§ Exercise
Locate the word "applied" in the data below, then copy every line that holds it.

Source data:

[Start of Attachment]

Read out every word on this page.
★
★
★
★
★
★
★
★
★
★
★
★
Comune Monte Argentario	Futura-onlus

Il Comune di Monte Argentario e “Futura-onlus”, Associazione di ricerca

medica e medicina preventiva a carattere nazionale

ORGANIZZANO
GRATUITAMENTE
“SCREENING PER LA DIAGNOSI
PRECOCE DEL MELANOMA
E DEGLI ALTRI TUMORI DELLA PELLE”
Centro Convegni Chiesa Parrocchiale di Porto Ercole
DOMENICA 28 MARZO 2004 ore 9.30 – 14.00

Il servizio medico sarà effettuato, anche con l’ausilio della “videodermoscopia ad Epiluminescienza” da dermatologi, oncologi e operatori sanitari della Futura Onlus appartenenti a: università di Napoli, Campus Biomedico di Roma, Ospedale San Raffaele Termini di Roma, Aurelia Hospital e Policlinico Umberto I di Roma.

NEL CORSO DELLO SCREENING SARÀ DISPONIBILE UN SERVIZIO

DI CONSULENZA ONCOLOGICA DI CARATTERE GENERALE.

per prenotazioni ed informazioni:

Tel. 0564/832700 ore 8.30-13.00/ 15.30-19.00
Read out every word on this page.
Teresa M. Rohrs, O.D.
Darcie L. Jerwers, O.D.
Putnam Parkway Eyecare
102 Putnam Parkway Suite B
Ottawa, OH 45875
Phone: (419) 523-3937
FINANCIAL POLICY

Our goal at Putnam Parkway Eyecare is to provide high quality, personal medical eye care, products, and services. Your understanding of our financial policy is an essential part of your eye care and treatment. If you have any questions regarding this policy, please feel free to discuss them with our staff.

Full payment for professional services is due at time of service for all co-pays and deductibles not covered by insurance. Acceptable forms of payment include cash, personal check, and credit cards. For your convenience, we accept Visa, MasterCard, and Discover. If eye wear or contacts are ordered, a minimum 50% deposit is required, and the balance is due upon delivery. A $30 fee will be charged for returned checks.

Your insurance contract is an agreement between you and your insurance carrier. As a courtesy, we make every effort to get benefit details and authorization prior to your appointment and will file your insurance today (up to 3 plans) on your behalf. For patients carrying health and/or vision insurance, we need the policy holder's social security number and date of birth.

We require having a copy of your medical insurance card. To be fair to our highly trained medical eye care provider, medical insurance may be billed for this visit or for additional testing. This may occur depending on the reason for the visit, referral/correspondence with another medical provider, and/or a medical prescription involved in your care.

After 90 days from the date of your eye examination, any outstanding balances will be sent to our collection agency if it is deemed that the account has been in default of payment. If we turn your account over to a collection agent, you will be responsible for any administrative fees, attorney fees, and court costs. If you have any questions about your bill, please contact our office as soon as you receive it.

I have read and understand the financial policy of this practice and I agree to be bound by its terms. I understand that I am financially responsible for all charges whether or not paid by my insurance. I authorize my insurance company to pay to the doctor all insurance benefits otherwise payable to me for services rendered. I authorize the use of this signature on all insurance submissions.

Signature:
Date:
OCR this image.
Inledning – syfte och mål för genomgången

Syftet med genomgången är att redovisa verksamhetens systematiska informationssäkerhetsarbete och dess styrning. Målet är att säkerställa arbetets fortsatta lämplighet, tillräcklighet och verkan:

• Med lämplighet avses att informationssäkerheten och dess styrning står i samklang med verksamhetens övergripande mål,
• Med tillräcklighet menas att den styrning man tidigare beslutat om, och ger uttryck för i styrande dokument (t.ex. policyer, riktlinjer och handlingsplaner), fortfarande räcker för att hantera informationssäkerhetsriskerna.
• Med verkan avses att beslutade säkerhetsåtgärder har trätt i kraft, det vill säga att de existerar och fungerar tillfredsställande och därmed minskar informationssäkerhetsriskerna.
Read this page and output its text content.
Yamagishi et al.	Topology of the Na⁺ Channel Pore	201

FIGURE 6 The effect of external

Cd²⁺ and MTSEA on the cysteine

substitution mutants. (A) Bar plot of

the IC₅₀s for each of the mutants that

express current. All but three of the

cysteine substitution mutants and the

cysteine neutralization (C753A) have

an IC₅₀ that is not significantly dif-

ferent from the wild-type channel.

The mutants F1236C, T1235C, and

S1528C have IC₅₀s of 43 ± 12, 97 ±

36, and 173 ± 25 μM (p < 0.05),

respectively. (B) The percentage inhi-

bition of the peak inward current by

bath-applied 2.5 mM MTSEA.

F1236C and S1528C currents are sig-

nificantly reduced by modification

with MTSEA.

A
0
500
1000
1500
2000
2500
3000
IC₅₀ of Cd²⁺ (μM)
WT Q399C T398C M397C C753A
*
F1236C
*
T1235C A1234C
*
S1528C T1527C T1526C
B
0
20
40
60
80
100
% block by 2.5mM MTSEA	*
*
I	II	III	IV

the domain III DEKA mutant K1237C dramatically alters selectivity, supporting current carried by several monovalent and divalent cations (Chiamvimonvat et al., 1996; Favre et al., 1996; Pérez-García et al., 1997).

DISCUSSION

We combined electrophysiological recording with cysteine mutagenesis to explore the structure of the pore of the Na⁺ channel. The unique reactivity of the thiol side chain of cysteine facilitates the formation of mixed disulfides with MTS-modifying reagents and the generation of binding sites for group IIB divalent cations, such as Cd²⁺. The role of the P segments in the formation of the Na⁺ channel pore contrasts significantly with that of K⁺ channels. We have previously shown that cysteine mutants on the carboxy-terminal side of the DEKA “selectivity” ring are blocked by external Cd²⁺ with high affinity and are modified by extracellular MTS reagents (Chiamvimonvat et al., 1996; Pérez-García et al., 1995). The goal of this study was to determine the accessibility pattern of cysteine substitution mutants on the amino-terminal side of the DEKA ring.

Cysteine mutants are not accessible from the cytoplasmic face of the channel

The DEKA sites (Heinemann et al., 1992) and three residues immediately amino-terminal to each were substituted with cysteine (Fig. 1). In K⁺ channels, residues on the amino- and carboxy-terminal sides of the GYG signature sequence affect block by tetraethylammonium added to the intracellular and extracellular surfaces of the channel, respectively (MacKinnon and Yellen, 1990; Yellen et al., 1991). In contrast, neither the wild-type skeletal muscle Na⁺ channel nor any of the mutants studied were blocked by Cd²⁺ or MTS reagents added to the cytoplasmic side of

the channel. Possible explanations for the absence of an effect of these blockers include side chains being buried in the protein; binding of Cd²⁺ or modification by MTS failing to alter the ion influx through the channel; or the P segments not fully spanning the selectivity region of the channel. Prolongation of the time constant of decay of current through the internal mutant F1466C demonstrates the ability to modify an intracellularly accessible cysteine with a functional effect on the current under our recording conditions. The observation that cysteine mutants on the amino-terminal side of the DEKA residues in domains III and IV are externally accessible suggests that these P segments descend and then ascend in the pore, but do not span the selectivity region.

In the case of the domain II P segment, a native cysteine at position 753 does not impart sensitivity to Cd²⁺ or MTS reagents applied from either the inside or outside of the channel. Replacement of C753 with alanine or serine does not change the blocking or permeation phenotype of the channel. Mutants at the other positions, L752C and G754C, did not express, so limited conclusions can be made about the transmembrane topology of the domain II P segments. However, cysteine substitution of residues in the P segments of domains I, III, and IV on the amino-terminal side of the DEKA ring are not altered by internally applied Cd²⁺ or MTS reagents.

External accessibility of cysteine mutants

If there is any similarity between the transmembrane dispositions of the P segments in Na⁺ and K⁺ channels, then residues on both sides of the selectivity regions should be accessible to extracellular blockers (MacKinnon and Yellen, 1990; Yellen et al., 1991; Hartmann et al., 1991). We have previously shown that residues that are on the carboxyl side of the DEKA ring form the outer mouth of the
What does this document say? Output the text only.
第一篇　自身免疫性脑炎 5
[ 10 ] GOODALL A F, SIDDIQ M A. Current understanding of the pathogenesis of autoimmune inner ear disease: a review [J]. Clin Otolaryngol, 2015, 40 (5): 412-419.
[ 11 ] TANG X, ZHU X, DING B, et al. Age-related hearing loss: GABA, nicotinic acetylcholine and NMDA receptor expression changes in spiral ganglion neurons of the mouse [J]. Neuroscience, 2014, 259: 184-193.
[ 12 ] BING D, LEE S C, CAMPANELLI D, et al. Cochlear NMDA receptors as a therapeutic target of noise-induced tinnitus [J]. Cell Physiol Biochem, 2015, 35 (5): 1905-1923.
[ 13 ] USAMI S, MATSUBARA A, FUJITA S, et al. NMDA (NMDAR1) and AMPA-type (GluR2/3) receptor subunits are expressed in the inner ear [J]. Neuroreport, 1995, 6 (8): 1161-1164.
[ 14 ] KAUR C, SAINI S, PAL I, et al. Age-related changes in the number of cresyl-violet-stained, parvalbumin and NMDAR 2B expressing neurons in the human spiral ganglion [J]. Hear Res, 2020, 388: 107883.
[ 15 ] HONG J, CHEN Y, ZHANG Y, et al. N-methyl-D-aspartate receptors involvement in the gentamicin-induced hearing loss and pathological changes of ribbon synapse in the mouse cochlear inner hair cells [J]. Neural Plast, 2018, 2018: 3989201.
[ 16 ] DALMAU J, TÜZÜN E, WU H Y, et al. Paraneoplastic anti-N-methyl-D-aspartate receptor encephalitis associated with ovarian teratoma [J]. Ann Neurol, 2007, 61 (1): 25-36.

[End of Attachment]

§ Response
bath-applied 2.5 mM MTSEA.
In the case of the domain II P segment, a native cysteine at position 753 does not impart sensitivity to Cd²⁺ or MTS reagents applied from either the inside or outside of the channel. Replacement of C753 with alanine or serine does not change the blocking or permeation phenotype of the channel. Mutants at the other positions, L752C and G754C, did not express, so limited conclusions can be made about the transmembrane topology of the domain II P segments. However, cysteine substitution of residues in the P segments of domains I, III, and IV on the amino-terminal side of the DEKA ring are not altered by internally applied Cd²⁺ or MTS reagents.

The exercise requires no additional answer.